++++ Dataset records

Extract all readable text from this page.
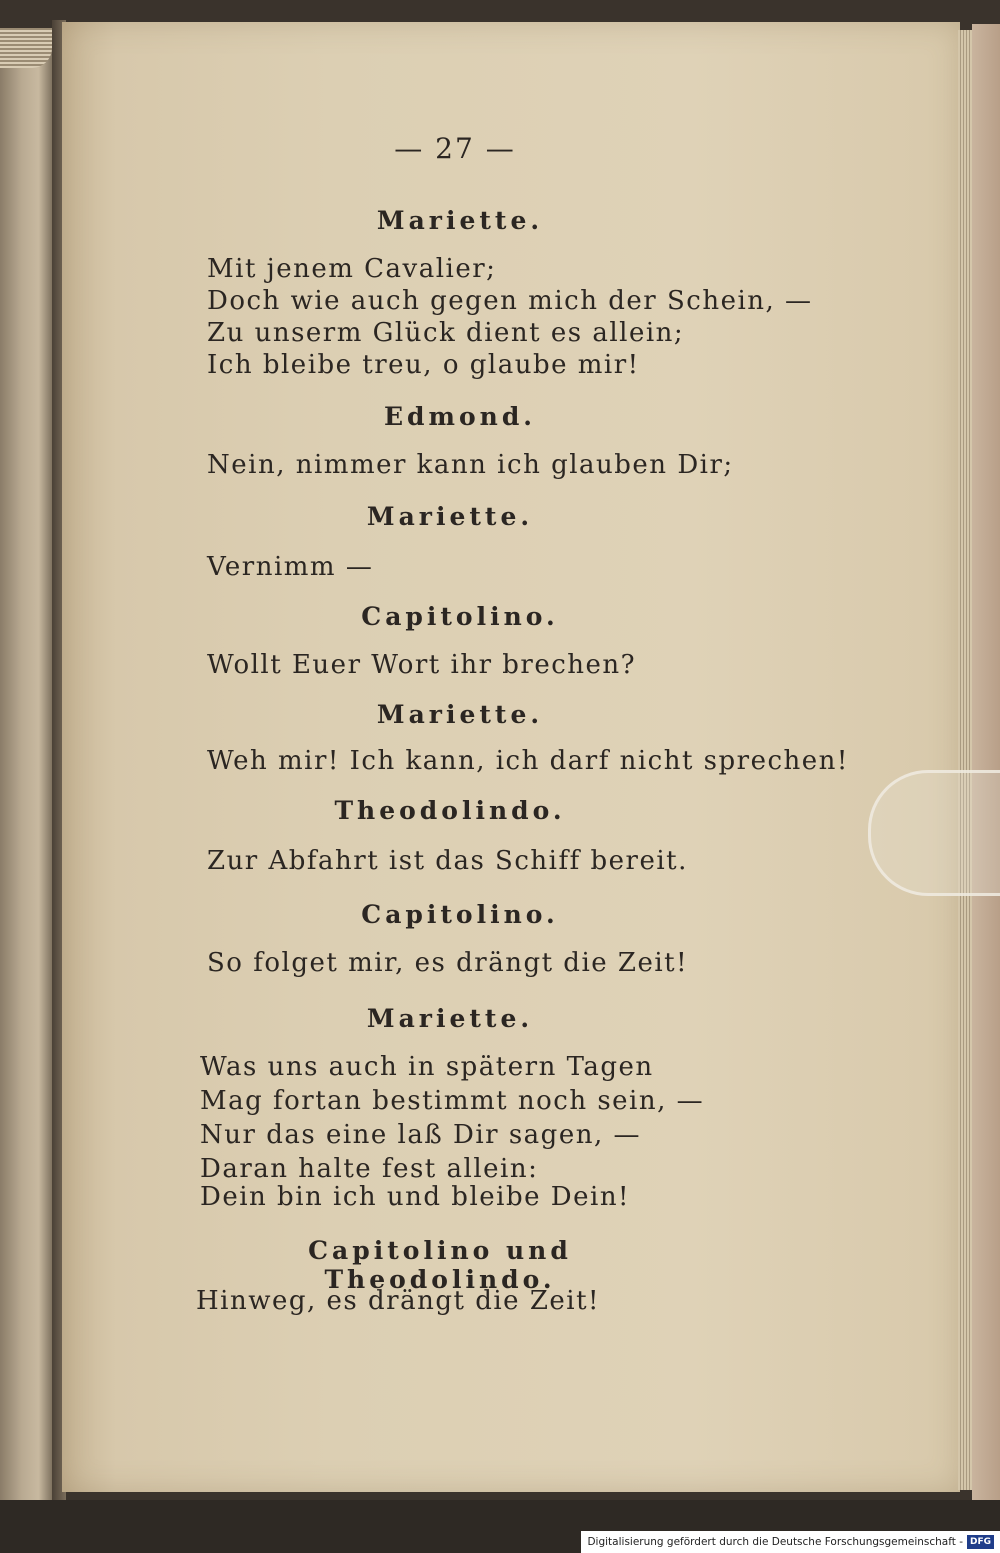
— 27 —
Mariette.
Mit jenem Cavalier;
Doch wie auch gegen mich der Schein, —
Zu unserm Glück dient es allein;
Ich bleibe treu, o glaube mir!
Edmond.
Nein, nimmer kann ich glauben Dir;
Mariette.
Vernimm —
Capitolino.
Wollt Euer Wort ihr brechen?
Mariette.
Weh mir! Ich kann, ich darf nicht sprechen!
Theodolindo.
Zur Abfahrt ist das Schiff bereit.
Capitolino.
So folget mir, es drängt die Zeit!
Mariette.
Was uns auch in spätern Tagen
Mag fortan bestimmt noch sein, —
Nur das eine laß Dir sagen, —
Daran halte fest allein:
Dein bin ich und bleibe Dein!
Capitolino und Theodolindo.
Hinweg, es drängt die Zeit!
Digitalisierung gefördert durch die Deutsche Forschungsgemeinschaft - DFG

++++++++

**Task:**
Transcribe all entries above exactly. Drop the pictures.

**Task result:**
Extract all readable text from this page.
— 27 —
Mariette.
Mit jenem Cavalier;
Doch wie auch gegen mich der Schein, —
Zu unserm Glück dient es allein;
Ich bleibe treu, o glaube mir!
Edmond.
Nein, nimmer kann ich glauben Dir;
Mariette.
Vernimm —
Capitolino.
Wollt Euer Wort ihr brechen?
Mariette.
Weh mir! Ich kann, ich darf nicht sprechen!
Theodolindo.
Zur Abfahrt ist das Schiff bereit.
Capitolino.
So folget mir, es drängt die Zeit!
Mariette.
Was uns auch in spätern Tagen
Mag fortan bestimmt noch sein, —
Nur das eine laß Dir sagen, —
Daran halte fest allein:
Dein bin ich und bleibe Dein!
Capitolino und Theodolindo.
Hinweg, es drängt die Zeit!
Digitalisierung gefördert durch die Deutsche Forschungsgemeinschaft - DFG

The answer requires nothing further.